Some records
>> begin
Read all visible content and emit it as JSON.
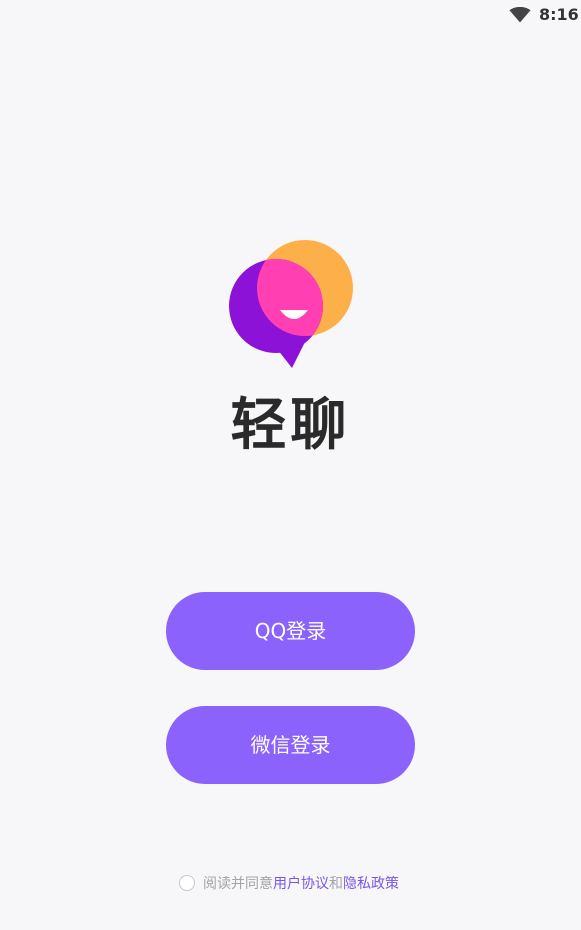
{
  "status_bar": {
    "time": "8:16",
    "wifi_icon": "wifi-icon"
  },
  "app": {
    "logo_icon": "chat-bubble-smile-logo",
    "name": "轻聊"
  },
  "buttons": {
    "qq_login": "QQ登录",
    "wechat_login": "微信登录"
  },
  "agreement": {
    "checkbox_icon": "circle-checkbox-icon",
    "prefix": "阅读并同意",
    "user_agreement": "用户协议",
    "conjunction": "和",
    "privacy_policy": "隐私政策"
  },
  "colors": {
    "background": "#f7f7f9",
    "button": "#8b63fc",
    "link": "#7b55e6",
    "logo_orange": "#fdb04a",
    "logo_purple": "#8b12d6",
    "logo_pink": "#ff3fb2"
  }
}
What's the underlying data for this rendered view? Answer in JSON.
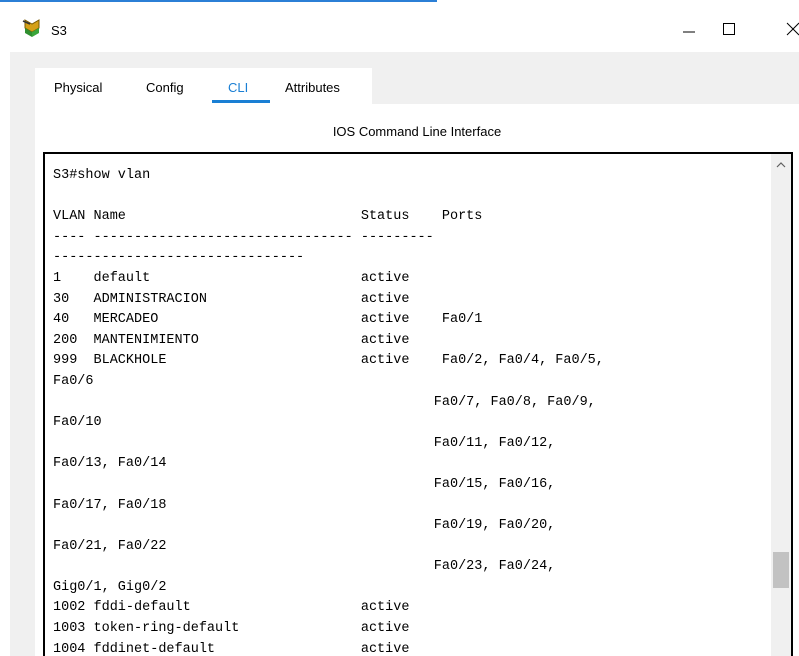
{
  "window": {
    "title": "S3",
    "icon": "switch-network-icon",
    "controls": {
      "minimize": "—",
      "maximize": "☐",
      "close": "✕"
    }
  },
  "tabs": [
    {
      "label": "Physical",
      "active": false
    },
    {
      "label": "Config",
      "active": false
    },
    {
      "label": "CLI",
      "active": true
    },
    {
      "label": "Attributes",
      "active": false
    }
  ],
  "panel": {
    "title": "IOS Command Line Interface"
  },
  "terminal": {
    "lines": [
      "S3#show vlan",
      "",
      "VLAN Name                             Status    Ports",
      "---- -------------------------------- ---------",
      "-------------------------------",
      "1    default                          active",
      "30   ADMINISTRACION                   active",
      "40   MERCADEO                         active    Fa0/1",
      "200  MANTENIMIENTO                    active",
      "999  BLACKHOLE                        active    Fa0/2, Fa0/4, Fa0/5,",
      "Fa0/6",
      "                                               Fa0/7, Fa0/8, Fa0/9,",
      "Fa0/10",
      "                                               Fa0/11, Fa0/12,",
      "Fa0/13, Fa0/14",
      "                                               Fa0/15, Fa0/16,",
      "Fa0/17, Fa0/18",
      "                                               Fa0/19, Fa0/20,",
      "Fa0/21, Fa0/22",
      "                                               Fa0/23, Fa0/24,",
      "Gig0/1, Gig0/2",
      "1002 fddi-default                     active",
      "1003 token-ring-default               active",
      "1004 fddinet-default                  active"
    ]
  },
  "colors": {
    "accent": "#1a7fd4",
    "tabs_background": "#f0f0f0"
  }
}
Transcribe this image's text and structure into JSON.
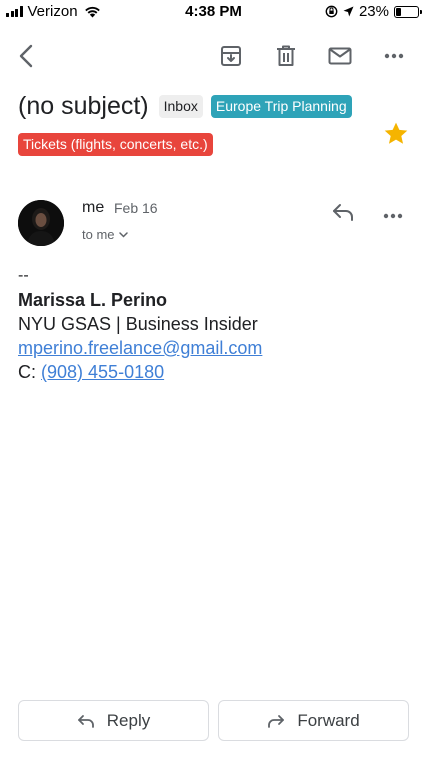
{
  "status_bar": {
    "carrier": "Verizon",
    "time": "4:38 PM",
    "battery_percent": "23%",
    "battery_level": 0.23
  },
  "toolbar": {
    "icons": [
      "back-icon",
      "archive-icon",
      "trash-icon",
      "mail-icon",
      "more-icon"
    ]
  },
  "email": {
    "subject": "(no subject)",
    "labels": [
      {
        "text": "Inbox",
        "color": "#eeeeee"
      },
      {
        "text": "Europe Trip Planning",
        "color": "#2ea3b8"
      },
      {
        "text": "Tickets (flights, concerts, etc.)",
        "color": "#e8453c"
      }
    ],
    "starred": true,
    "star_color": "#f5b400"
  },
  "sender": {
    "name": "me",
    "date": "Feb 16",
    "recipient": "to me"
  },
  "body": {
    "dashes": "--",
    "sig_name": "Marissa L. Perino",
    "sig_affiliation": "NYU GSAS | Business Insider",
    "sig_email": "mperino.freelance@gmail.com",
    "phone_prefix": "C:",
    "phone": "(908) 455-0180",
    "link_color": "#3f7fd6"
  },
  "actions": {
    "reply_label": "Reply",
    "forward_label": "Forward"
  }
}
>> end
* **Written exercise**
Extract each line from the listing that holds the word "title".

* **Answer to the task**
    "title": "S3",
    "title": "IOS Command Line Interface"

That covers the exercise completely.